● TASK STATEMENT: Images should be left out, and everything else in the listing reproduced exactly.

[begin THE INPUT]

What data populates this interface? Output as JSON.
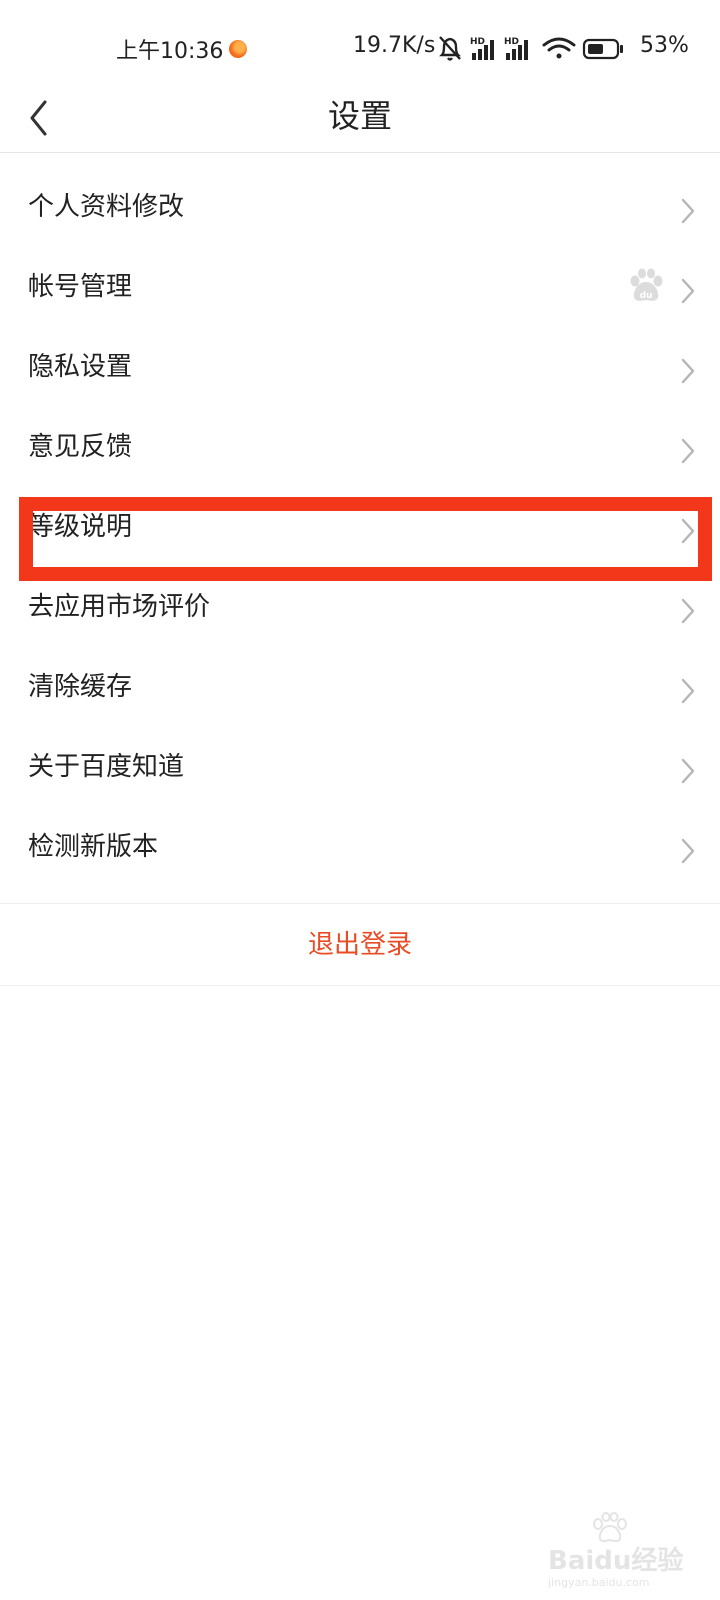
{
  "status_bar": {
    "time": "上午10:36",
    "net_speed": "19.7K/s",
    "battery": "53%",
    "icons": [
      "notification-dot-icon",
      "mute-icon",
      "signal-hd-icon",
      "signal-hd-icon",
      "wifi-icon",
      "battery-icon"
    ]
  },
  "header": {
    "title": "设置"
  },
  "settings": {
    "items": [
      {
        "label": "个人资料修改"
      },
      {
        "label": "帐号管理"
      },
      {
        "label": "隐私设置"
      },
      {
        "label": "意见反馈"
      },
      {
        "label": "等级说明"
      },
      {
        "label": "去应用市场评价"
      },
      {
        "label": "清除缓存"
      },
      {
        "label": "关于百度知道"
      },
      {
        "label": "检测新版本"
      }
    ]
  },
  "logout": {
    "label": "退出登录"
  },
  "colors": {
    "accent": "#e94b25",
    "highlight": "#f2371b",
    "divider": "#eeeeee"
  },
  "watermark": {
    "text": "Baidu经验",
    "sub": "jingyan.baidu.com"
  }
}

[end THE INPUT]

● ANSWER FOR THIS EXERCISE:
What data populates this interface? Output as JSON.
{
  "status_bar": {
    "time": "上午10:36",
    "net_speed": "19.7K/s",
    "battery": "53%",
    "icons": [
      "notification-dot-icon",
      "mute-icon",
      "signal-hd-icon",
      "signal-hd-icon",
      "wifi-icon",
      "battery-icon"
    ]
  },
  "header": {
    "title": "设置"
  },
  "settings": {
    "items": [
      {
        "label": "个人资料修改"
      },
      {
        "label": "帐号管理"
      },
      {
        "label": "隐私设置"
      },
      {
        "label": "意见反馈"
      },
      {
        "label": "等级说明"
      },
      {
        "label": "去应用市场评价"
      },
      {
        "label": "清除缓存"
      },
      {
        "label": "关于百度知道"
      },
      {
        "label": "检测新版本"
      }
    ]
  },
  "logout": {
    "label": "退出登录"
  },
  "colors": {
    "accent": "#e94b25",
    "highlight": "#f2371b",
    "divider": "#eeeeee"
  },
  "watermark": {
    "text": "Baidu经验",
    "sub": "jingyan.baidu.com"
  }
}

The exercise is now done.